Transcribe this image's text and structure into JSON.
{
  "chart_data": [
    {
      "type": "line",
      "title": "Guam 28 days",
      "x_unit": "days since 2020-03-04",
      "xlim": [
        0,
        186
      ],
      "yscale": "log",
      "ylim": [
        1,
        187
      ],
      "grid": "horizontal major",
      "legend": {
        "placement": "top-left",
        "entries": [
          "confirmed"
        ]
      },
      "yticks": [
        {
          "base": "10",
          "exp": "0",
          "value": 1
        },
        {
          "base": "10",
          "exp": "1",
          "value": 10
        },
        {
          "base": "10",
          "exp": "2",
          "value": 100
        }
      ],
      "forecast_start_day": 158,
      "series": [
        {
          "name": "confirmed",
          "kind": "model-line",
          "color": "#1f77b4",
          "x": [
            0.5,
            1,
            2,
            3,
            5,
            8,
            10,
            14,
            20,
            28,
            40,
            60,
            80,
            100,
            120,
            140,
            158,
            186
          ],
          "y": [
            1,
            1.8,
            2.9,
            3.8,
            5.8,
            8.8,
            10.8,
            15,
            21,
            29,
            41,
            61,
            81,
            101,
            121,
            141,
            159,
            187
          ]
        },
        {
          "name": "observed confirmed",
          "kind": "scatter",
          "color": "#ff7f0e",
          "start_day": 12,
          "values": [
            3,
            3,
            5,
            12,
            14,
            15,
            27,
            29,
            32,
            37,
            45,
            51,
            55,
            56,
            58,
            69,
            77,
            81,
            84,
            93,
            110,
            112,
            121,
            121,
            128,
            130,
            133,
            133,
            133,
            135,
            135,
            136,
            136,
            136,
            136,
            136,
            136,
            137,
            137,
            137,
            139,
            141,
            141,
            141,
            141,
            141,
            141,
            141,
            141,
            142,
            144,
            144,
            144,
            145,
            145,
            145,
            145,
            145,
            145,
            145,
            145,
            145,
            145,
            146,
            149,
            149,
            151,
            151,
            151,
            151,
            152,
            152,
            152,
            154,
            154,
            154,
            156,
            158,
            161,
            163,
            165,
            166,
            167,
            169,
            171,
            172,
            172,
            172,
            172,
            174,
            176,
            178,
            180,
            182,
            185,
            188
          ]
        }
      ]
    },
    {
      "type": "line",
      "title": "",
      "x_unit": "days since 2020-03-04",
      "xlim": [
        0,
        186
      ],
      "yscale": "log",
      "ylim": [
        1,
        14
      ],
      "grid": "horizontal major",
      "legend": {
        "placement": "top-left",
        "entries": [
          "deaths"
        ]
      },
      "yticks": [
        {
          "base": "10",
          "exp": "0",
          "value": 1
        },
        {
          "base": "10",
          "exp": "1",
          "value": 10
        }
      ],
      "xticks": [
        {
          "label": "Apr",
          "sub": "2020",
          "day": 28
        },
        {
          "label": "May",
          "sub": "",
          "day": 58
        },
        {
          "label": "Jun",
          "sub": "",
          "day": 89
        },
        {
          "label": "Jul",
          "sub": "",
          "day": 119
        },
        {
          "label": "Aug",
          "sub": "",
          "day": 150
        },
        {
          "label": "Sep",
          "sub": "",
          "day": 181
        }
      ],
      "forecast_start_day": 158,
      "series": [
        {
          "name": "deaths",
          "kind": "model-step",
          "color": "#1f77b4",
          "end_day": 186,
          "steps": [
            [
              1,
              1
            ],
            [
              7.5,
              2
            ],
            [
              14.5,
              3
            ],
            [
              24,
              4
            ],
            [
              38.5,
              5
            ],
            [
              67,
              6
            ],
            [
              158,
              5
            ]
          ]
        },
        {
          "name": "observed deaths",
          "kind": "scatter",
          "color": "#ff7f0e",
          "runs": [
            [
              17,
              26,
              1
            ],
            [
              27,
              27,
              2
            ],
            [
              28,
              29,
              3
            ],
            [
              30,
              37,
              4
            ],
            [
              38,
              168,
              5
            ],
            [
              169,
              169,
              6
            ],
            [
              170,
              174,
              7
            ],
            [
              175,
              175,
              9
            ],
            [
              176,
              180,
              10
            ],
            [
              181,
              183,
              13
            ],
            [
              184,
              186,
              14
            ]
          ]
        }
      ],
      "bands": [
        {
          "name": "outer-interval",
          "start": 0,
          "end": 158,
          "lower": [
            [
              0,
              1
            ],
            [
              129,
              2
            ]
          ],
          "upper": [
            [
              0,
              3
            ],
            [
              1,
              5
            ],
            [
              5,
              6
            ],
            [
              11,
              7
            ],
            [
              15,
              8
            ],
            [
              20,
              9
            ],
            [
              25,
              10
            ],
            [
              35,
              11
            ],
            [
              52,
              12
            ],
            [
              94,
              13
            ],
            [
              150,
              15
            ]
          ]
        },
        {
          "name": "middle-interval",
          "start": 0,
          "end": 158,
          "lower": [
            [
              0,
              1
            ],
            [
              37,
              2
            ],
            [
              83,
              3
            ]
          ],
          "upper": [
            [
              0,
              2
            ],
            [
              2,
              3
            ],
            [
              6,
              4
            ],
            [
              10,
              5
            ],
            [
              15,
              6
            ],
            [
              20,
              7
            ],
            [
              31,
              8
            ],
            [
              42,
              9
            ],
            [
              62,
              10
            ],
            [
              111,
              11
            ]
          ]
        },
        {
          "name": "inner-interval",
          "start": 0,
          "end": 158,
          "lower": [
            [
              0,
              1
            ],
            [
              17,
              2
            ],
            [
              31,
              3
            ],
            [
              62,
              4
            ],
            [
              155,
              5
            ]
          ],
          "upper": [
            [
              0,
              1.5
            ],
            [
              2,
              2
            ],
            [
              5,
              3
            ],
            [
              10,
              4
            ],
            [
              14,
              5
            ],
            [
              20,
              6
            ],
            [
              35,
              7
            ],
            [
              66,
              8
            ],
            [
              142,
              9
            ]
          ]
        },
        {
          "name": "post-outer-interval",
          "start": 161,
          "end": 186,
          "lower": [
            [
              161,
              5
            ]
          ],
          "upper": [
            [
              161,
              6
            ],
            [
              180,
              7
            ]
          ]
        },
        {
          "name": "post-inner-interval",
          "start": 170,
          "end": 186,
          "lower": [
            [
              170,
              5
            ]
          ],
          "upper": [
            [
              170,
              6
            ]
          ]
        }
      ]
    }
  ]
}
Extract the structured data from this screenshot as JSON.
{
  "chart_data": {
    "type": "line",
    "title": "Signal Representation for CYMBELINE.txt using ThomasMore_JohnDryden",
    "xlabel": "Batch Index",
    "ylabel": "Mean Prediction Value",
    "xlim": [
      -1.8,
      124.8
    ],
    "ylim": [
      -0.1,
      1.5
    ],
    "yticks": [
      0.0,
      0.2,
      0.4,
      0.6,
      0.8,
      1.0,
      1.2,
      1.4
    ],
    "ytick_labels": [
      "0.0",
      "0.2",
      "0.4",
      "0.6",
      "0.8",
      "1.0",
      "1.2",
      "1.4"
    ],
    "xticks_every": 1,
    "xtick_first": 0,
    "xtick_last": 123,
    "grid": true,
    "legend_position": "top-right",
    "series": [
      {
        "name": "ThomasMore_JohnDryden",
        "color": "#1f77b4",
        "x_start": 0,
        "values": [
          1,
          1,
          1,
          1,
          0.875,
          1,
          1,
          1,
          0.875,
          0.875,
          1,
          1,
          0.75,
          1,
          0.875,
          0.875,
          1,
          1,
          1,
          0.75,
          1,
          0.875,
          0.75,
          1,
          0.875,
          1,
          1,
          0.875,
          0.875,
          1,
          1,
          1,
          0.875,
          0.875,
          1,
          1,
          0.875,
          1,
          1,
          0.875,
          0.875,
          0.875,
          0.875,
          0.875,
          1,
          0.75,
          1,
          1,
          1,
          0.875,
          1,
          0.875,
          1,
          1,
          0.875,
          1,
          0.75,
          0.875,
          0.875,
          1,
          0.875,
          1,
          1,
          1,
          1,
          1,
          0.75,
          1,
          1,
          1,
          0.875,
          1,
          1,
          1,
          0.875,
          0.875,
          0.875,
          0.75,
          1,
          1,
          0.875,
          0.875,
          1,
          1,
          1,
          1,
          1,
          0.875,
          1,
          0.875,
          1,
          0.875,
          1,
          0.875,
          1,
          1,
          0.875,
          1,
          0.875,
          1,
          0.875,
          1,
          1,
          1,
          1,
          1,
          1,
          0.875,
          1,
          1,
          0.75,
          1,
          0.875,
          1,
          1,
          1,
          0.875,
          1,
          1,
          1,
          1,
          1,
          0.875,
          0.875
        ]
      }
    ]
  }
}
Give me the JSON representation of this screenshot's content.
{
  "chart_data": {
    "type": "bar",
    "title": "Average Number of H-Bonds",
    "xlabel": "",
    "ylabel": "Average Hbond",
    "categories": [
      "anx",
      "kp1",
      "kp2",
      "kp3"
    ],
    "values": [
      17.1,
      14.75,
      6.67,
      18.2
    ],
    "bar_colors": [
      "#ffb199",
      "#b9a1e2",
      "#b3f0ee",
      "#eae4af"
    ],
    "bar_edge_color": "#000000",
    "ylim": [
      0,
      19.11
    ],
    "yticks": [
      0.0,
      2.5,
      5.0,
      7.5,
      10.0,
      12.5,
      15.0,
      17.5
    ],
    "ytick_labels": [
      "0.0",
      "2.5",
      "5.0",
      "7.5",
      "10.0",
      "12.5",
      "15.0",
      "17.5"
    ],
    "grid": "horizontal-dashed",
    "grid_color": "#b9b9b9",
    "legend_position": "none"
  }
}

####

** What you need to do **
Gather all lines from the records above in which "this" appears.

** Worked solution **
Transcribe this image's text and structure into JSON.
Extract the structured data from this screenshot as JSON.
Give me the JSON representation of this screenshot's content.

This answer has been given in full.